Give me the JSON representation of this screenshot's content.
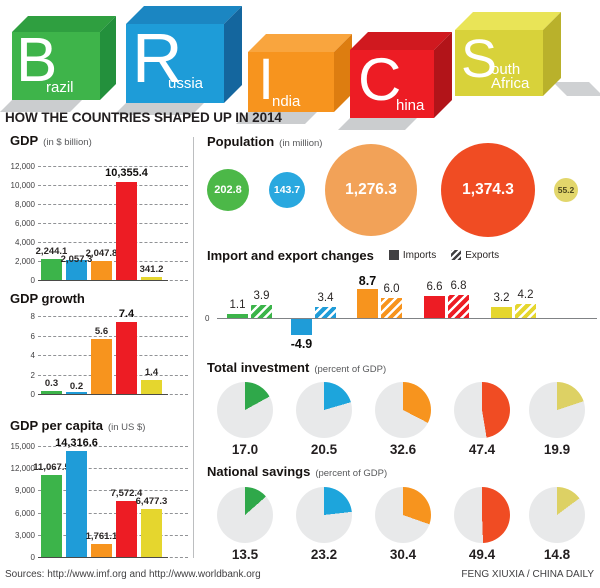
{
  "header": {
    "title": "HOW THE COUNTRIES SHAPED UP IN 2014",
    "cubes": [
      {
        "letter": "B",
        "name": "razil",
        "line2": "",
        "front": "#3eb44a",
        "top": "#2f9f40",
        "side": "#23903c"
      },
      {
        "letter": "R",
        "name": "ussia",
        "line2": "",
        "front": "#1e9cd8",
        "top": "#1b86c2",
        "side": "#14669e"
      },
      {
        "letter": "I",
        "name": "ndia",
        "line2": "",
        "front": "#f7941e",
        "top": "#f9a53e",
        "side": "#dd7d10"
      },
      {
        "letter": "C",
        "name": "hina",
        "line2": "",
        "front": "#ed1c24",
        "top": "#d0191f",
        "side": "#b21419"
      },
      {
        "letter": "S",
        "name": "outh",
        "line2": "Africa",
        "front": "#d8d23a",
        "top": "#e9e457",
        "side": "#b9b12b"
      }
    ]
  },
  "countries": [
    "Brazil",
    "Russia",
    "India",
    "China",
    "South Africa"
  ],
  "colors": {
    "bars": [
      "#3cb44a",
      "#1f9cd8",
      "#f7941e",
      "#ed1c24",
      "#e5d62e"
    ],
    "bubbles": [
      "#4cb848",
      "#29a8df",
      "#f2a258",
      "#f04c23",
      "#e2d66b"
    ],
    "bubble_text": [
      "#ffffff",
      "#ffffff",
      "#ffffff",
      "#ffffff",
      "#4d481e"
    ],
    "pies": [
      "#2fa84a",
      "#1da5dc",
      "#f7941e",
      "#f04c23",
      "#ddd164"
    ],
    "pie_bg": "#e8e9ea",
    "legend_dark": "#414042"
  },
  "chart_data": [
    {
      "type": "bar",
      "title": "GDP",
      "subtitle": "(in $ billion)",
      "categories": [
        "Brazil",
        "Russia",
        "India",
        "China",
        "South Africa"
      ],
      "values": [
        2244.1,
        2057.3,
        2047.8,
        10355.4,
        341.2
      ],
      "value_labels": [
        "2,244.1",
        "2,057.3",
        "2,047.8",
        "10,355.4",
        "341.2"
      ],
      "ylim": [
        0,
        12000
      ],
      "grid": true,
      "yticks": [
        "12,000",
        "10,000",
        "8,000",
        "6,000",
        "4,000",
        "2,000",
        "0"
      ]
    },
    {
      "type": "bar",
      "title": "GDP growth",
      "subtitle": "",
      "categories": [
        "Brazil",
        "Russia",
        "India",
        "China",
        "South Africa"
      ],
      "values": [
        0.3,
        0.2,
        5.6,
        7.4,
        1.4
      ],
      "value_labels": [
        "0.3",
        "0.2",
        "5.6",
        "7.4",
        "1.4"
      ],
      "ylim": [
        0,
        8
      ],
      "grid": true,
      "yticks": [
        "8",
        "6",
        "4",
        "2",
        "0"
      ]
    },
    {
      "type": "bar",
      "title": "GDP per capita",
      "subtitle": "(in US $)",
      "categories": [
        "Brazil",
        "Russia",
        "India",
        "China",
        "South Africa"
      ],
      "values": [
        11067.5,
        14316.6,
        1761.1,
        7572.4,
        6477.3
      ],
      "value_labels": [
        "11,067.5",
        "14,316.6",
        "1,761.1",
        "7,572.4",
        "6,477.3"
      ],
      "ylim": [
        0,
        15000
      ],
      "grid": true,
      "yticks": [
        "15,000",
        "12,000",
        "9,000",
        "6,000",
        "3,000",
        "0"
      ]
    },
    {
      "type": "bubble",
      "title": "Population",
      "subtitle": "(in million)",
      "categories": [
        "Brazil",
        "Russia",
        "India",
        "China",
        "South Africa"
      ],
      "values": [
        202.8,
        143.7,
        1276.3,
        1374.3,
        55.2
      ],
      "value_labels": [
        "202.8",
        "143.7",
        "1,276.3",
        "1,374.3",
        "55.2"
      ]
    },
    {
      "type": "grouped_bar",
      "title": "Import and export changes",
      "subtitle": "",
      "categories": [
        "Brazil",
        "Russia",
        "India",
        "China",
        "South Africa"
      ],
      "legend": [
        "Imports",
        "Exports"
      ],
      "zero_label": "0",
      "ylim": [
        -5,
        9
      ],
      "series": [
        {
          "name": "Imports",
          "values": [
            1.1,
            -4.9,
            8.7,
            6.6,
            3.2
          ],
          "labels": [
            "1.1",
            "-4.9",
            "8.7",
            "6.6",
            "3.2"
          ]
        },
        {
          "name": "Exports",
          "values": [
            3.9,
            3.4,
            6.0,
            6.8,
            4.2
          ],
          "labels": [
            "3.9",
            "3.4",
            "6.0",
            "6.8",
            "4.2"
          ]
        }
      ]
    },
    {
      "type": "pie",
      "title": "Total investment",
      "subtitle": "(percent of GDP)",
      "categories": [
        "Brazil",
        "Russia",
        "India",
        "China",
        "South Africa"
      ],
      "values": [
        17.0,
        20.5,
        32.6,
        47.4,
        19.9
      ],
      "value_labels": [
        "17.0",
        "20.5",
        "32.6",
        "47.4",
        "19.9"
      ]
    },
    {
      "type": "pie",
      "title": "National savings",
      "subtitle": "(percent of GDP)",
      "categories": [
        "Brazil",
        "Russia",
        "India",
        "China",
        "South Africa"
      ],
      "values": [
        13.5,
        23.2,
        30.4,
        49.4,
        14.8
      ],
      "value_labels": [
        "13.5",
        "23.2",
        "30.4",
        "49.4",
        "14.8"
      ]
    }
  ],
  "footer": {
    "sources": "Sources: http://www.imf.org and http://www.worldbank.org",
    "credit": "FENG XIUXIA / CHINA DAILY"
  }
}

------------

## Request:
Return all lines containing "subtitle".

## Answer to the exercise:
      "subtitle": "(in $ billion)",
      "subtitle": "",
      "subtitle": "(in US $)",
      "subtitle": "(in million)",
      "subtitle": "",
      "subtitle": "(percent of GDP)",
      "subtitle": "(percent of GDP)",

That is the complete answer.